EXERCISE PROMPT
Output the material below in full, exactly as it is.

----------------

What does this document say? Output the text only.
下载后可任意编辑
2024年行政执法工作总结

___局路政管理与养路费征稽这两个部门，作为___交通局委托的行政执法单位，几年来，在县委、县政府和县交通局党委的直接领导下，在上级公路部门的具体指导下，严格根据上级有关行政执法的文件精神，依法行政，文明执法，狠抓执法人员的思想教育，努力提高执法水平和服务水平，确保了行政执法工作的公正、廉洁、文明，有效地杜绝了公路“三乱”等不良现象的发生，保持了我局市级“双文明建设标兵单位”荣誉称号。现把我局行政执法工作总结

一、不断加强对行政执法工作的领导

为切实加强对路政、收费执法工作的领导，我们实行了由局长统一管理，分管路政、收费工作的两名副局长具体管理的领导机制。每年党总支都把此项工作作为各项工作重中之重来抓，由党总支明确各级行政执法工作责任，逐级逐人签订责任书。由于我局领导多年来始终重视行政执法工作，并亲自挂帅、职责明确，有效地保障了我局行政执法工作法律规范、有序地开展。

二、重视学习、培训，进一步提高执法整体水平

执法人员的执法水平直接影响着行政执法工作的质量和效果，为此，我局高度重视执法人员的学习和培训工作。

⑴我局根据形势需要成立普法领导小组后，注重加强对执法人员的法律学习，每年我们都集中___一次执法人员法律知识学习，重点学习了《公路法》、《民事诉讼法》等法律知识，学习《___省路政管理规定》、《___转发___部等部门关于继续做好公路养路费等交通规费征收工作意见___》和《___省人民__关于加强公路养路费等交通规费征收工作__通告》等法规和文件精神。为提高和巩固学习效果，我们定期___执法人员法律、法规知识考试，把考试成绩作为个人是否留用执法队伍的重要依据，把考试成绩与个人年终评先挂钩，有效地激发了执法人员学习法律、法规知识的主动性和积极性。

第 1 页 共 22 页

----------------

EXERCISE SOLUTION
What does this document say? Output the text only.
下载后可任意编辑
2024年行政执法工作总结

___局路政管理与养路费征稽这两个部门，作为___交通局委托的行政执法单位，几年来，在县委、县政府和县交通局党委的直接领导下，在上级公路部门的具体指导下，严格根据上级有关行政执法的文件精神，依法行政，文明执法，狠抓执法人员的思想教育，努力提高执法水平和服务水平，确保了行政执法工作的公正、廉洁、文明，有效地杜绝了公路“三乱”等不良现象的发生，保持了我局市级“双文明建设标兵单位”荣誉称号。现把我局行政执法工作总结

一、不断加强对行政执法工作的领导

为切实加强对路政、收费执法工作的领导，我们实行了由局长统一管理，分管路政、收费工作的两名副局长具体管理的领导机制。每年党总支都把此项工作作为各项工作重中之重来抓，由党总支明确各级行政执法工作责任，逐级逐人签订责任书。由于我局领导多年来始终重视行政执法工作，并亲自挂帅、职责明确，有效地保障了我局行政执法工作法律规范、有序地开展。

二、重视学习、培训，进一步提高执法整体水平

执法人员的执法水平直接影响着行政执法工作的质量和效果，为此，我局高度重视执法人员的学习和培训工作。

⑴我局根据形势需要成立普法领导小组后，注重加强对执法人员的法律学习，每年我们都集中___一次执法人员法律知识学习，重点学习了《公路法》、《民事诉讼法》等法律知识，学习《___省路政管理规定》、《___转发___部等部门关于继续做好公路养路费等交通规费征收工作意见___》和《___省人民__关于加强公路养路费等交通规费征收工作__通告》等法规和文件精神。为提高和巩固学习效果，我们定期___执法人员法律、法规知识考试，把考试成绩作为个人是否留用执法队伍的重要依据，把考试成绩与个人年终评先挂钩，有效地激发了执法人员学习法律、法规知识的主动性和积极性。

第 1 页 共 22 页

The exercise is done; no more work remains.